> [Problem description]:
Lines containing the word "Startfoder" are to be located and copied.

> [Supplied information]:
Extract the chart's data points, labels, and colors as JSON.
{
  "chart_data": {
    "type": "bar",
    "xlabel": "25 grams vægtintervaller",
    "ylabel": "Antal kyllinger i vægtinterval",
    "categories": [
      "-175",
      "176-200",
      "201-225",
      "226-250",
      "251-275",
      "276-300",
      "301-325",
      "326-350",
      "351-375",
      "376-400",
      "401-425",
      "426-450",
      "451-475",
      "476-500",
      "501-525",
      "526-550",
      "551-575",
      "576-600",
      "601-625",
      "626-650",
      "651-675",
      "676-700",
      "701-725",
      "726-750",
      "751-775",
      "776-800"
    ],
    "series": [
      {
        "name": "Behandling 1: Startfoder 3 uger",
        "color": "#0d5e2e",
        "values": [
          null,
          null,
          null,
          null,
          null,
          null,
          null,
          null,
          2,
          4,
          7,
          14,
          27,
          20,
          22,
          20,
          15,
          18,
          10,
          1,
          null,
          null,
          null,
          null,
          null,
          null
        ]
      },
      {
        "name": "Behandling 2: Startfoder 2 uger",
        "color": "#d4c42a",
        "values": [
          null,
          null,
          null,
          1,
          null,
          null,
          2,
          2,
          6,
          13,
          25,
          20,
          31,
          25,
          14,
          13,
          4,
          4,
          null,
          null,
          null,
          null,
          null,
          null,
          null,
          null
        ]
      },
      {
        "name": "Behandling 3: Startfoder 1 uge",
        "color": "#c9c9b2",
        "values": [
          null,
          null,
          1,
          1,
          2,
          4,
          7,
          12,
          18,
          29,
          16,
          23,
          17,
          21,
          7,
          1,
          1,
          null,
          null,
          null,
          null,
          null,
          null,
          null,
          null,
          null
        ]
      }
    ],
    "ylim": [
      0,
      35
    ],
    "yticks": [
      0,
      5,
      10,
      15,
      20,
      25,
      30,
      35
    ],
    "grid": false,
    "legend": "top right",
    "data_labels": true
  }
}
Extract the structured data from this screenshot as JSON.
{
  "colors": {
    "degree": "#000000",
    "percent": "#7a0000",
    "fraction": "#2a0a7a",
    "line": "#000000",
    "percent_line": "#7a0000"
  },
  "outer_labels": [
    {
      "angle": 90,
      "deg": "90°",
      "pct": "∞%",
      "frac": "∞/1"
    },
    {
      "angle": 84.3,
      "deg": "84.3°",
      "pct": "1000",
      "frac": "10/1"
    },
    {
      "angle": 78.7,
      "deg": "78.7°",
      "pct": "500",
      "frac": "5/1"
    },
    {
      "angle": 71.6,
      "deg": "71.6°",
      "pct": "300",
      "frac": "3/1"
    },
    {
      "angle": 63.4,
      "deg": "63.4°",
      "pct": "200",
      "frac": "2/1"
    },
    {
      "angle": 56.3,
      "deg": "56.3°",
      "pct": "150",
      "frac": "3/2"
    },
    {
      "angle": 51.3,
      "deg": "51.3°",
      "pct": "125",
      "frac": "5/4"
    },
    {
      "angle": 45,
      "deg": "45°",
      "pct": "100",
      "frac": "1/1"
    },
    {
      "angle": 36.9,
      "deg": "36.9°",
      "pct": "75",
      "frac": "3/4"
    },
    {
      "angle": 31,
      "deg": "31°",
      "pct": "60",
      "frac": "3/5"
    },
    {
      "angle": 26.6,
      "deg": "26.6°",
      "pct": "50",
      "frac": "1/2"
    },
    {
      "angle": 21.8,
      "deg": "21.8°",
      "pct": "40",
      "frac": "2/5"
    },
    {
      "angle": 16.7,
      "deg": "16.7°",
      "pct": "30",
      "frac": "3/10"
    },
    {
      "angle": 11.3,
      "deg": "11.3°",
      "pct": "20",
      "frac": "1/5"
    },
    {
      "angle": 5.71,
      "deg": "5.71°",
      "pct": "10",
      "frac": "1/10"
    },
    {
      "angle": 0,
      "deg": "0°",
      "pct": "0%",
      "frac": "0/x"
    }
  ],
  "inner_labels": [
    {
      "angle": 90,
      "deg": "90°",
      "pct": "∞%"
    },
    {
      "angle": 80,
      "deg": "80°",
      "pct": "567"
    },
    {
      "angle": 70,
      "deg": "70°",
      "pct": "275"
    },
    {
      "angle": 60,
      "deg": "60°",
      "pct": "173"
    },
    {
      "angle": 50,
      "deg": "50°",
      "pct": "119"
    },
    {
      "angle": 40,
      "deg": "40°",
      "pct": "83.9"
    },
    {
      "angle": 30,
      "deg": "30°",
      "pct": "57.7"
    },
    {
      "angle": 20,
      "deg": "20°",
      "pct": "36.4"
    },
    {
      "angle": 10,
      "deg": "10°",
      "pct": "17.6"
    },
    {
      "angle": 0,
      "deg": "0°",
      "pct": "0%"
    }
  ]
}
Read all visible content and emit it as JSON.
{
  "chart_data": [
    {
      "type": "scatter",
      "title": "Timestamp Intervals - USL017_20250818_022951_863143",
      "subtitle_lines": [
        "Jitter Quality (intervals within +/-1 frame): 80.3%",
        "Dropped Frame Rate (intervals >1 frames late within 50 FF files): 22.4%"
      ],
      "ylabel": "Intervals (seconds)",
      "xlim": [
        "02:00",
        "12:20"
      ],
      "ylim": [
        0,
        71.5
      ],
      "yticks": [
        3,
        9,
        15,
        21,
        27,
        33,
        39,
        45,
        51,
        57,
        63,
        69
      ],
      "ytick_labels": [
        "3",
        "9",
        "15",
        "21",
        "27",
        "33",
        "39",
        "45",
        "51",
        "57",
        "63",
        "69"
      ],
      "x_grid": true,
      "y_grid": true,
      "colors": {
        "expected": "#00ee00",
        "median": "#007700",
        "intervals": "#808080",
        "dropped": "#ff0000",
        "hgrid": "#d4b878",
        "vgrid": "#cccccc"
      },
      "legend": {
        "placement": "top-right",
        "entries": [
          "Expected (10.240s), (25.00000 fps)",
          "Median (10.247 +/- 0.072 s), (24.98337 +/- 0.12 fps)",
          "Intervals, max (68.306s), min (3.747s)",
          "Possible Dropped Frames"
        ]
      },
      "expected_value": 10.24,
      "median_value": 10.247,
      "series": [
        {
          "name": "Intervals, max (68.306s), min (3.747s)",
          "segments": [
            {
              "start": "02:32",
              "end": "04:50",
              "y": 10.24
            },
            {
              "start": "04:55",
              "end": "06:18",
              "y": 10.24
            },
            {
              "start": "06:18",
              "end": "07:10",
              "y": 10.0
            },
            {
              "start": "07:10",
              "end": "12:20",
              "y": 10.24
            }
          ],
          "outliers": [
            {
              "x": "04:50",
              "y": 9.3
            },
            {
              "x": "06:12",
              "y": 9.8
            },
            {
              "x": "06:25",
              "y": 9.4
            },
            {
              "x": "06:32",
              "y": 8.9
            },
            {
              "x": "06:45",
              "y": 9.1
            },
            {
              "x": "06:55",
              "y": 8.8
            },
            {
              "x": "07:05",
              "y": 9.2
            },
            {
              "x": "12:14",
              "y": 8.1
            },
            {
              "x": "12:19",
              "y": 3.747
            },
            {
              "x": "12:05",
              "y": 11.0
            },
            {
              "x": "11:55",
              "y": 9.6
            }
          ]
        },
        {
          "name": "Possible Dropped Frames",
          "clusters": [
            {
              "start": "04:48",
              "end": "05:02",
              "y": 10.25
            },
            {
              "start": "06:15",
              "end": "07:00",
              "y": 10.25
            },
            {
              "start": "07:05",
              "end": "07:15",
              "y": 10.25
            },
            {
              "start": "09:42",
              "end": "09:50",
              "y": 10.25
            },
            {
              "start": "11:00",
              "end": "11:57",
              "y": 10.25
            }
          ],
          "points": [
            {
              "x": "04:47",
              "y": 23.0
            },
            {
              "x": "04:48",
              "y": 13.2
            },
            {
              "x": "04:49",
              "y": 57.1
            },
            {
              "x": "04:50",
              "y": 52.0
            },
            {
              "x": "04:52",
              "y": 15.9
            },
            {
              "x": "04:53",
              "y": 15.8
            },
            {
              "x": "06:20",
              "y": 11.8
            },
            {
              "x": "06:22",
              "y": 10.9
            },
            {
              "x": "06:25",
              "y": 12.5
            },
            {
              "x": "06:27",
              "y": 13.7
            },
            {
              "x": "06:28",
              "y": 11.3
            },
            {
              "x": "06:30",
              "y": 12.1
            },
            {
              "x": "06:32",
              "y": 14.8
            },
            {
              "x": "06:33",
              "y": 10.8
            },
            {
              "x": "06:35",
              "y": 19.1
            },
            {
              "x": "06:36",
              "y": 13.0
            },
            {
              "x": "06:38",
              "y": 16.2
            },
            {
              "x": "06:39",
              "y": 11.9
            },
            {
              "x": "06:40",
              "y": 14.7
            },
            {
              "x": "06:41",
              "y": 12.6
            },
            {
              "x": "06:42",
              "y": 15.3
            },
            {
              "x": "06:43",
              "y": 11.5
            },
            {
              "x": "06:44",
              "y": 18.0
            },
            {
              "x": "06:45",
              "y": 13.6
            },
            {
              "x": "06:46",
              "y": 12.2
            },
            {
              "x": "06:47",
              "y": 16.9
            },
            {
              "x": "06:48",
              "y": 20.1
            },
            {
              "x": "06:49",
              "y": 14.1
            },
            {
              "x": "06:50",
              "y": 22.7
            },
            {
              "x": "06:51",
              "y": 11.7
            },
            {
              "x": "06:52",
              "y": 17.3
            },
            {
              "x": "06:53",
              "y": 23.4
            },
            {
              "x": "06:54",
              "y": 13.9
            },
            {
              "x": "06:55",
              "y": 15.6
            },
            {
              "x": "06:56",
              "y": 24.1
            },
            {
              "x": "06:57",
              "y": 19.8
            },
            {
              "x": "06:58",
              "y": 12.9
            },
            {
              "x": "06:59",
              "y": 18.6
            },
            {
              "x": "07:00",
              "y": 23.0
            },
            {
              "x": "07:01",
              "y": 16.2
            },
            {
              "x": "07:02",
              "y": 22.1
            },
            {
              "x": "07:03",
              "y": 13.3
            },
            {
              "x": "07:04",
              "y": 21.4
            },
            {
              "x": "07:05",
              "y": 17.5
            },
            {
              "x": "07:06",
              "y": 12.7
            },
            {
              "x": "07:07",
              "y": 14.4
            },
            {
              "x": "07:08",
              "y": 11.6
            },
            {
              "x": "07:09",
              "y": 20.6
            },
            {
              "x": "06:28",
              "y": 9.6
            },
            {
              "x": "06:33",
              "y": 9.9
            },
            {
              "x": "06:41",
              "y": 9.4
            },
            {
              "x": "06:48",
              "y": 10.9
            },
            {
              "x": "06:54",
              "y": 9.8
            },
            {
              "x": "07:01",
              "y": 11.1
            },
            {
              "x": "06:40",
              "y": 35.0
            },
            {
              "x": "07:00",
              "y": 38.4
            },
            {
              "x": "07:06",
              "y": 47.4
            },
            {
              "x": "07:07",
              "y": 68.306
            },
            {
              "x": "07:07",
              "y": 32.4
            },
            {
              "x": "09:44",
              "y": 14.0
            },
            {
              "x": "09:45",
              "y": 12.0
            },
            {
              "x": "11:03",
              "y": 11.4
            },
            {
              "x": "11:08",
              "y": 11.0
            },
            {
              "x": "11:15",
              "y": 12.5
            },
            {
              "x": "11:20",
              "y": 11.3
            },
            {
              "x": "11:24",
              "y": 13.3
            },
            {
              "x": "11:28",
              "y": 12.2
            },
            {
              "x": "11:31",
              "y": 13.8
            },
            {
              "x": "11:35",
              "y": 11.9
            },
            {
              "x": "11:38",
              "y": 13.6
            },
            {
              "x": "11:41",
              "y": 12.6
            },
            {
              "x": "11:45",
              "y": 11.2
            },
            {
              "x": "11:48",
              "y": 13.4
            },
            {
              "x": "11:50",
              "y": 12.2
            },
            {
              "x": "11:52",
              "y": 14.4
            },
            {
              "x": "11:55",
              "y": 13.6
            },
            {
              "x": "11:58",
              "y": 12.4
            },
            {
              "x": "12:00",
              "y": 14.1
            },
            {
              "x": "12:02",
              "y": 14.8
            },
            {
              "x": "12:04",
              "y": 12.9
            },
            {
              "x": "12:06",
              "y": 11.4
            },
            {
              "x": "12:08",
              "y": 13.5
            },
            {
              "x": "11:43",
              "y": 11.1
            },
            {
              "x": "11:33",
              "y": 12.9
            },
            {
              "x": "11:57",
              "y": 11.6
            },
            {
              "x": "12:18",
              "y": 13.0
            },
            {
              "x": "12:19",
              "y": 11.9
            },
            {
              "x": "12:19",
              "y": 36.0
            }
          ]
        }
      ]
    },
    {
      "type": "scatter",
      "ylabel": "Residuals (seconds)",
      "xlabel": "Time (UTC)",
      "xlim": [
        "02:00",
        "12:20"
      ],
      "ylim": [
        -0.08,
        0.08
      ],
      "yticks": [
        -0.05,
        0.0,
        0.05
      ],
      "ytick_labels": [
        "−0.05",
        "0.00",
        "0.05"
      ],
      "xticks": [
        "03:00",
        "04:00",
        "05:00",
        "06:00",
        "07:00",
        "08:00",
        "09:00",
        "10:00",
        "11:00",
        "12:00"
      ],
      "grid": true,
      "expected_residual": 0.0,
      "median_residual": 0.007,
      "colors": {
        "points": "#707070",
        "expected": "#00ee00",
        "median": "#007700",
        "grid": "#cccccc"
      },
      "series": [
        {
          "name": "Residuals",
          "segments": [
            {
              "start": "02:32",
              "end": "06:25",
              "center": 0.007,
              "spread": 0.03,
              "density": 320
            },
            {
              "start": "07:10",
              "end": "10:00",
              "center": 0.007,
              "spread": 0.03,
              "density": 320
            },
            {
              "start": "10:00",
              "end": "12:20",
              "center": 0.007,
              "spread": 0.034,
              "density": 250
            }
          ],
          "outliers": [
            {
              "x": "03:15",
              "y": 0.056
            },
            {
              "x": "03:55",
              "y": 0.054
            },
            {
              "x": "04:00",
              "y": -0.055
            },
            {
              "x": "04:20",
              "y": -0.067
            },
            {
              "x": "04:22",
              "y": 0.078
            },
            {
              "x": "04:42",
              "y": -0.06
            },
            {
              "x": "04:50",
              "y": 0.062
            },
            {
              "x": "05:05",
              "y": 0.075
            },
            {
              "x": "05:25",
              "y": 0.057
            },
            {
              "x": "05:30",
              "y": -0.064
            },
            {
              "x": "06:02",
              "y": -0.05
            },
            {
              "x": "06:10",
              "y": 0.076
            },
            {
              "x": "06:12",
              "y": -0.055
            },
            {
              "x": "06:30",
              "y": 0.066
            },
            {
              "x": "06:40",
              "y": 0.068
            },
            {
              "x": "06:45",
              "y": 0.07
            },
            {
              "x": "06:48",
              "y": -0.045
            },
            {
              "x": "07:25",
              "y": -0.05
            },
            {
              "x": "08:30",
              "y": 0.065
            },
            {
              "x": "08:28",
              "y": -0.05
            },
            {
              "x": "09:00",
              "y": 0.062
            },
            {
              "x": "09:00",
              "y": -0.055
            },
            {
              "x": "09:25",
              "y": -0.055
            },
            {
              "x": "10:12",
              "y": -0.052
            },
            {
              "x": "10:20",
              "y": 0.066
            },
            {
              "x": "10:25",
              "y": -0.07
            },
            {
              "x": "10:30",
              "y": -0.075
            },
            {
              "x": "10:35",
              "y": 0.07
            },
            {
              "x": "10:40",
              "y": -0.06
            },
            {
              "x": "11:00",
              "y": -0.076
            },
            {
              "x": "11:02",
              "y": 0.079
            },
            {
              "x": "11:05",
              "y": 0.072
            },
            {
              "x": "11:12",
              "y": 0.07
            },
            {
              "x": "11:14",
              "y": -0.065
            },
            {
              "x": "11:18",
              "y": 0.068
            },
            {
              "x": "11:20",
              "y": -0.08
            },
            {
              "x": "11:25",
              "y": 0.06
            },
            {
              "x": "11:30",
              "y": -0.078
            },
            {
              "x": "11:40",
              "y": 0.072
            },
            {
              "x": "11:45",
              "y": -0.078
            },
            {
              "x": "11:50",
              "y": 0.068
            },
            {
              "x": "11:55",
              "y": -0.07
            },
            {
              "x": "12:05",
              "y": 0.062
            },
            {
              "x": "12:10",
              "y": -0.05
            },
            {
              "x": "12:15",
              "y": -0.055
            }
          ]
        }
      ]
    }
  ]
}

> [Solution for this problem]:
        "name": "Behandling 1: Startfoder 3 uger",
        "name": "Behandling 2: Startfoder 2 uger",
        "name": "Behandling 3: Startfoder 1 uge",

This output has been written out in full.